**Raw data**
____

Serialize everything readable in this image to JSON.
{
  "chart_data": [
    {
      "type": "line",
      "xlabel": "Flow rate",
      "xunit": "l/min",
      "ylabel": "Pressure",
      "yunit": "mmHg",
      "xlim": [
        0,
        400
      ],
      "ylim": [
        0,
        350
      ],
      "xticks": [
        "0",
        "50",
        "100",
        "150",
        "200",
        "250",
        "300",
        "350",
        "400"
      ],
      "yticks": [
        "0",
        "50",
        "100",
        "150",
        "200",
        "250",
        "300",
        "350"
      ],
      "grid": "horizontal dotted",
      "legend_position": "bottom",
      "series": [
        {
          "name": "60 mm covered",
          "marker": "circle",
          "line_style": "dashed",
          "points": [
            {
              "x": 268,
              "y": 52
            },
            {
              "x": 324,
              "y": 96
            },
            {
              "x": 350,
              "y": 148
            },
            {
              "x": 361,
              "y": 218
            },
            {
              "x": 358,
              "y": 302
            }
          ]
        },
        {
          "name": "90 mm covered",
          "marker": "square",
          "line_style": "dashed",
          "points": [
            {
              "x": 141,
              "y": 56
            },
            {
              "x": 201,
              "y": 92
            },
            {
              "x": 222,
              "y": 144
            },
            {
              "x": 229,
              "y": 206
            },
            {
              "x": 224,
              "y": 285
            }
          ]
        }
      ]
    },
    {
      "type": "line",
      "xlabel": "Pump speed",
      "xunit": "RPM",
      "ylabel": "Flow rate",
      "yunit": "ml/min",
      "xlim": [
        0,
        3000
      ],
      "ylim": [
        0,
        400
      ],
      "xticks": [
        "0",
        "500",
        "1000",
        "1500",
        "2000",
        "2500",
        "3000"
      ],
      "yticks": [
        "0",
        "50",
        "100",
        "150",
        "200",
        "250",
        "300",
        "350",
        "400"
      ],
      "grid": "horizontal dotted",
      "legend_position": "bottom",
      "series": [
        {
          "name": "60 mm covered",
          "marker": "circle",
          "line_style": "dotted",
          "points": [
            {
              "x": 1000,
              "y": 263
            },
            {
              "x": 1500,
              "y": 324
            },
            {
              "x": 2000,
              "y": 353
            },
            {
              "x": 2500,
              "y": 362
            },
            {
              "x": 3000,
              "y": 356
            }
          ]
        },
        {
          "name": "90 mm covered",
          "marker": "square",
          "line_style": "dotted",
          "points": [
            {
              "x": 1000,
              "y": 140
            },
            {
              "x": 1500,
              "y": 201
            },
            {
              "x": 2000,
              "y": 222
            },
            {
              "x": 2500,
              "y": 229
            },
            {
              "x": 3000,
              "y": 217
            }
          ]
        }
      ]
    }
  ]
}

____

**Requirement**
Quote each line of the data above exactly as written.

**The output**
Serialize everything readable in this image to JSON.
{
  "chart_data": [
    {
      "type": "line",
      "xlabel": "Flow rate",
      "xunit": "l/min",
      "ylabel": "Pressure",
      "yunit": "mmHg",
      "xlim": [
        0,
        400
      ],
      "ylim": [
        0,
        350
      ],
      "xticks": [
        "0",
        "50",
        "100",
        "150",
        "200",
        "250",
        "300",
        "350",
        "400"
      ],
      "yticks": [
        "0",
        "50",
        "100",
        "150",
        "200",
        "250",
        "300",
        "350"
      ],
      "grid": "horizontal dotted",
      "legend_position": "bottom",
      "series": [
        {
          "name": "60 mm covered",
          "marker": "circle",
          "line_style": "dashed",
          "points": [
            {
              "x": 268,
              "y": 52
            },
            {
              "x": 324,
              "y": 96
            },
            {
              "x": 350,
              "y": 148
            },
            {
              "x": 361,
              "y": 218
            },
            {
              "x": 358,
              "y": 302
            }
          ]
        },
        {
          "name": "90 mm covered",
          "marker": "square",
          "line_style": "dashed",
          "points": [
            {
              "x": 141,
              "y": 56
            },
            {
              "x": 201,
              "y": 92
            },
            {
              "x": 222,
              "y": 144
            },
            {
              "x": 229,
              "y": 206
            },
            {
              "x": 224,
              "y": 285
            }
          ]
        }
      ]
    },
    {
      "type": "line",
      "xlabel": "Pump speed",
      "xunit": "RPM",
      "ylabel": "Flow rate",
      "yunit": "ml/min",
      "xlim": [
        0,
        3000
      ],
      "ylim": [
        0,
        400
      ],
      "xticks": [
        "0",
        "500",
        "1000",
        "1500",
        "2000",
        "2500",
        "3000"
      ],
      "yticks": [
        "0",
        "50",
        "100",
        "150",
        "200",
        "250",
        "300",
        "350",
        "400"
      ],
      "grid": "horizontal dotted",
      "legend_position": "bottom",
      "series": [
        {
          "name": "60 mm covered",
          "marker": "circle",
          "line_style": "dotted",
          "points": [
            {
              "x": 1000,
              "y": 263
            },
            {
              "x": 1500,
              "y": 324
            },
            {
              "x": 2000,
              "y": 353
            },
            {
              "x": 2500,
              "y": 362
            },
            {
              "x": 3000,
              "y": 356
            }
          ]
        },
        {
          "name": "90 mm covered",
          "marker": "square",
          "line_style": "dotted",
          "points": [
            {
              "x": 1000,
              "y": 140
            },
            {
              "x": 1500,
              "y": 201
            },
            {
              "x": 2000,
              "y": 222
            },
            {
              "x": 2500,
              "y": 229
            },
            {
              "x": 3000,
              "y": 217
            }
          ]
        }
      ]
    }
  ]
}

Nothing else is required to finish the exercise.